— Aim of the task —
Locate each line holding the string "marker" and copy it.
>> start
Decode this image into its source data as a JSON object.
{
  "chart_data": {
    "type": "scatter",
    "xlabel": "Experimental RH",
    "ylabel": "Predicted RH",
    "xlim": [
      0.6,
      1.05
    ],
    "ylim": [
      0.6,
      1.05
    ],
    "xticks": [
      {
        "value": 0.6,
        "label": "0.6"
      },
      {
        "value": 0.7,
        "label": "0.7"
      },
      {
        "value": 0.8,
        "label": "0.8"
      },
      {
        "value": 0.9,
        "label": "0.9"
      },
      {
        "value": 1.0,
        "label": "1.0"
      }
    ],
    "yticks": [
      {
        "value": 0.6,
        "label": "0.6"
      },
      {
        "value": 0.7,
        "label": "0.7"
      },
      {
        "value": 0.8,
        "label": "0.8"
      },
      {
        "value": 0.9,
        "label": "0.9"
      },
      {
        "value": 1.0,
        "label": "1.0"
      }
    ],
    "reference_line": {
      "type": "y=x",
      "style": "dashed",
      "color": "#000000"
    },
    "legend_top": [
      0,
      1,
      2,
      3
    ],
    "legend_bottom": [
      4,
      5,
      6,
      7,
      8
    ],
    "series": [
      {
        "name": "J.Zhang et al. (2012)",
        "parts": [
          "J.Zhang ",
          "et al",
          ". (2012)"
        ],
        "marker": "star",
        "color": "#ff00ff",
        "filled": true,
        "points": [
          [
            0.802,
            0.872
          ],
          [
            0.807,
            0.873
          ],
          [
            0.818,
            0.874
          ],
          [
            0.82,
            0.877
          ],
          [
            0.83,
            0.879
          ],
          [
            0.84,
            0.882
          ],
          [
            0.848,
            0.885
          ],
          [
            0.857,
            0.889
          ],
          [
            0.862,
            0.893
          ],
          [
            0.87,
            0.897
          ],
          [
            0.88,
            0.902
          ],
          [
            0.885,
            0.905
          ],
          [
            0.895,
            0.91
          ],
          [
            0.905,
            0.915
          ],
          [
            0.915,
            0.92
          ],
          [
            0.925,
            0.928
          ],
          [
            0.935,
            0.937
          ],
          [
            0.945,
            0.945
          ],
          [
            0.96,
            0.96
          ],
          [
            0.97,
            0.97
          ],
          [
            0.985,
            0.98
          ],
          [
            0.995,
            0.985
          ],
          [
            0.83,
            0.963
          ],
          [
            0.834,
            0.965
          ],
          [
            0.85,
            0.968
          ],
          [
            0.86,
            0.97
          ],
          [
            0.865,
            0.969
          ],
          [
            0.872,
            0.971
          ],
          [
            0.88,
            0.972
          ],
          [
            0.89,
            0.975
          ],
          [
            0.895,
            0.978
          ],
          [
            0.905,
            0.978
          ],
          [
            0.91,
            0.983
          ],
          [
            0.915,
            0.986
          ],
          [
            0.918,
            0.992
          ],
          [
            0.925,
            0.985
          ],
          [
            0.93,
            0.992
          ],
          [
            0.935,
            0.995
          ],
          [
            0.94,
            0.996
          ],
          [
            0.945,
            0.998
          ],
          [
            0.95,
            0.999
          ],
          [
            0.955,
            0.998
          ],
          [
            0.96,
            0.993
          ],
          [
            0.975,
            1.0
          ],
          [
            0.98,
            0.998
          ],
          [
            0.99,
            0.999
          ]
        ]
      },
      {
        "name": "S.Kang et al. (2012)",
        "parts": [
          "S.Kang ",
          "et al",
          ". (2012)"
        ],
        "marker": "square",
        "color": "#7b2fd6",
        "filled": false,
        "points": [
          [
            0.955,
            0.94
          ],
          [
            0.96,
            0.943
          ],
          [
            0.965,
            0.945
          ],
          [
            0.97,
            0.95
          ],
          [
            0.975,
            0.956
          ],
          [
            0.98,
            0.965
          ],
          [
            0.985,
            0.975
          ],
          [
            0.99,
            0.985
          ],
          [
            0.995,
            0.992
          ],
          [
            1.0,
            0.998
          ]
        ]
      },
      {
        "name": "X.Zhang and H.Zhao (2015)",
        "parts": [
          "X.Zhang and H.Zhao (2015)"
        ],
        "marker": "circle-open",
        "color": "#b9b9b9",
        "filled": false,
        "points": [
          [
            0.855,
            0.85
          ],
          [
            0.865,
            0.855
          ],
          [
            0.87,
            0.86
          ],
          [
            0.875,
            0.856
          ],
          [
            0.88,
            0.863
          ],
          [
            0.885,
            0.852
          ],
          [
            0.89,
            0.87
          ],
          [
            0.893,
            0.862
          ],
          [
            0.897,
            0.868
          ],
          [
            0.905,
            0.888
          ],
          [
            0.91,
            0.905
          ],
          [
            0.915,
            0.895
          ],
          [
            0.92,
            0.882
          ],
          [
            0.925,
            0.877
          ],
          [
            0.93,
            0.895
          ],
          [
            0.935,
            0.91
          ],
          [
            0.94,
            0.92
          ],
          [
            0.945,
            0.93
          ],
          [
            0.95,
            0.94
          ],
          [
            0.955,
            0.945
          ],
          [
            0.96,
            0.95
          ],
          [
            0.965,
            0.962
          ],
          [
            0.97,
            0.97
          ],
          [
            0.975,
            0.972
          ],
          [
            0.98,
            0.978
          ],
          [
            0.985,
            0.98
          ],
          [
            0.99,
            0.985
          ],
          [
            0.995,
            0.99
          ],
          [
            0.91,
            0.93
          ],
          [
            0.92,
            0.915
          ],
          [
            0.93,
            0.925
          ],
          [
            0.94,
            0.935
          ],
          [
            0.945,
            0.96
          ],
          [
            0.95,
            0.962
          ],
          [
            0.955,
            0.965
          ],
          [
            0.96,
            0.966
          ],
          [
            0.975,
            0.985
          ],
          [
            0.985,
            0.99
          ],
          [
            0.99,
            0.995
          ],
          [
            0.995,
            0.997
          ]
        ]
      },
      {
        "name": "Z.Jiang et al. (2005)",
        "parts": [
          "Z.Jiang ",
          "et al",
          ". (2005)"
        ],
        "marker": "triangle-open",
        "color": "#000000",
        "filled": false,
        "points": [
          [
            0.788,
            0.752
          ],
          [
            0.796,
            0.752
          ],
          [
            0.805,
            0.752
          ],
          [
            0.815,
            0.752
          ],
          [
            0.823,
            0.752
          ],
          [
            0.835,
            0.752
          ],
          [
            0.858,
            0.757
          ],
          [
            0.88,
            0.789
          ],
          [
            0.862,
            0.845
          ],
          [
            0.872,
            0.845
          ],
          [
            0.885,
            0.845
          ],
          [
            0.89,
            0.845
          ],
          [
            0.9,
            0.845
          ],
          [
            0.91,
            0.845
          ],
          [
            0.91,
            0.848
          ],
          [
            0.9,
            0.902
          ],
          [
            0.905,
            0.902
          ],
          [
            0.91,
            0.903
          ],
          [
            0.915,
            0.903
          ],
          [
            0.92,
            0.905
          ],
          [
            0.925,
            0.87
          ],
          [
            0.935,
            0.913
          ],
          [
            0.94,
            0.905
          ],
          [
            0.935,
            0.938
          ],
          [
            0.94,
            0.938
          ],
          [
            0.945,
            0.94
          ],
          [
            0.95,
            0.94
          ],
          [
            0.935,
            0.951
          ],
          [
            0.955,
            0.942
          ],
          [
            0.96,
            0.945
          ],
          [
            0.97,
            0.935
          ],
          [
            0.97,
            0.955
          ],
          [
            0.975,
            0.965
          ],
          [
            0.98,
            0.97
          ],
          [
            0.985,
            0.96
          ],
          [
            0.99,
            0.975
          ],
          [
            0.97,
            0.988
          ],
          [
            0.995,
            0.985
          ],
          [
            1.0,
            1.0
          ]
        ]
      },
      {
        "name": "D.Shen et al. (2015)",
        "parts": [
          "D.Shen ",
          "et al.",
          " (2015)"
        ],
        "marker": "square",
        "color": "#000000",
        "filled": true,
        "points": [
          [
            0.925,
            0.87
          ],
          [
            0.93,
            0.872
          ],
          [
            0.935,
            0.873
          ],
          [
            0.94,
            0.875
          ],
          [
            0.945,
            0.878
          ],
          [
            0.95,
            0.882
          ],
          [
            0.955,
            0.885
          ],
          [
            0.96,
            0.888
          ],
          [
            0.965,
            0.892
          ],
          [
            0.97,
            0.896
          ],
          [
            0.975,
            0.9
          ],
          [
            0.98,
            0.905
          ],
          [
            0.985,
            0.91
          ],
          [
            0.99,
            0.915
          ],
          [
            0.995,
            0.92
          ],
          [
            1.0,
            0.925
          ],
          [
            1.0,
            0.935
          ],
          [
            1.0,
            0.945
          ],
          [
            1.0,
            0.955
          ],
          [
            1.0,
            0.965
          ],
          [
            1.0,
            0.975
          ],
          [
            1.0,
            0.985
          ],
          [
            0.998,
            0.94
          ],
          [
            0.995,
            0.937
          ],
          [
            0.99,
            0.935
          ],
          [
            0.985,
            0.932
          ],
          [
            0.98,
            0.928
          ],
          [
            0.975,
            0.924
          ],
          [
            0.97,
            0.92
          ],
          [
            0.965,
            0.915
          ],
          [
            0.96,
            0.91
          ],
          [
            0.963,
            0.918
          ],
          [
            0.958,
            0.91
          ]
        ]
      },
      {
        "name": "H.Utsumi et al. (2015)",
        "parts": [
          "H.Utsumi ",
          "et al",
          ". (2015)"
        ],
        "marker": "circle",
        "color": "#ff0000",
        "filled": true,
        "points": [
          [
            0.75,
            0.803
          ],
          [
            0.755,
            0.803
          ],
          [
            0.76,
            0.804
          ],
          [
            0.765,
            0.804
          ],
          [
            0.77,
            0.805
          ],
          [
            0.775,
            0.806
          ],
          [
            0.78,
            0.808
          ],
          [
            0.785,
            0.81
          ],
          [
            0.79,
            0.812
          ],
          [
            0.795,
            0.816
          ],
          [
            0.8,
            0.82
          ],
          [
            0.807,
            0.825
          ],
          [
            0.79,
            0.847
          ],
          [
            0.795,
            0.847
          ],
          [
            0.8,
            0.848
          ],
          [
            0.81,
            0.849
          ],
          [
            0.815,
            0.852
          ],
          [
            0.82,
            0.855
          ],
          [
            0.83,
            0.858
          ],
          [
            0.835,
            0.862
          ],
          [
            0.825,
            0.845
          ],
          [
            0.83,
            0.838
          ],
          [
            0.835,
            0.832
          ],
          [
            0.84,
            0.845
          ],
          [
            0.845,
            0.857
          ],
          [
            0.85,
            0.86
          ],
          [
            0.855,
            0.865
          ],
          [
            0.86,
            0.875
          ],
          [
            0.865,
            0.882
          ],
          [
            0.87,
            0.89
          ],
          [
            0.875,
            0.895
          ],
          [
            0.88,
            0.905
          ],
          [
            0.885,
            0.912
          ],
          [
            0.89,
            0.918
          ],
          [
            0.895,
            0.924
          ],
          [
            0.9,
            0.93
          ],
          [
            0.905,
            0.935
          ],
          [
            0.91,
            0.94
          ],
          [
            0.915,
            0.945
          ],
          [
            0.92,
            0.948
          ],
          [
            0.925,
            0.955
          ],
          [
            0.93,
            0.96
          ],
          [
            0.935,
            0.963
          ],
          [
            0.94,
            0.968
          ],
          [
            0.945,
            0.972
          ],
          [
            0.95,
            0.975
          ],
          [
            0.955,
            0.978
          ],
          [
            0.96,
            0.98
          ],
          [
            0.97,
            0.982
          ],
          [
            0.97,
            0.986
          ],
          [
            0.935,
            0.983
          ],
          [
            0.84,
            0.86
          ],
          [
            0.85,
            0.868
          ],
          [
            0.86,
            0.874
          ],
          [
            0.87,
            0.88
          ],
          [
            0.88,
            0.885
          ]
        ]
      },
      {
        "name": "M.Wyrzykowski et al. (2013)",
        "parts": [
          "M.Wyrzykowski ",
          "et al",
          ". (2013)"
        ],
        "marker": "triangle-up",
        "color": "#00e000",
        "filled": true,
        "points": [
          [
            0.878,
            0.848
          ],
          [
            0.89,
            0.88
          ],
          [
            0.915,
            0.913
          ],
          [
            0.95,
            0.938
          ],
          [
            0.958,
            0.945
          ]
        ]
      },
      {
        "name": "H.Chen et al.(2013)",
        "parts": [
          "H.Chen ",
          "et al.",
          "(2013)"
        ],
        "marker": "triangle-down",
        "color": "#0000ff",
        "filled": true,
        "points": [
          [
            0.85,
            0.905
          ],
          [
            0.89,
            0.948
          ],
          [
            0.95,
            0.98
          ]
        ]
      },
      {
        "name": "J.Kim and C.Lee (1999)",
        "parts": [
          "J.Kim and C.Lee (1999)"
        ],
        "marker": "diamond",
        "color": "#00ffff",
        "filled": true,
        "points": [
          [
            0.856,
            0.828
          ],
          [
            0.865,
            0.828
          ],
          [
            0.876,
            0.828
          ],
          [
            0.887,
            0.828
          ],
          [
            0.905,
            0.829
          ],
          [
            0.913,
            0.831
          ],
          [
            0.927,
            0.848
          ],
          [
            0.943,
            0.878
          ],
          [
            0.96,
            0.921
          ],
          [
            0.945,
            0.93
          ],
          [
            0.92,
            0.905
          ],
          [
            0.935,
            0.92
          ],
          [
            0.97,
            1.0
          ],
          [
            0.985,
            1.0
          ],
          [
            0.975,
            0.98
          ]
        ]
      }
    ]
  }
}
>> end
— Response —
        "marker": "star",
        "marker": "square",
        "marker": "circle-open",
        "marker": "triangle-open",
        "marker": "square",
        "marker": "circle",
        "marker": "triangle-up",
        "marker": "triangle-down",
        "marker": "diamond",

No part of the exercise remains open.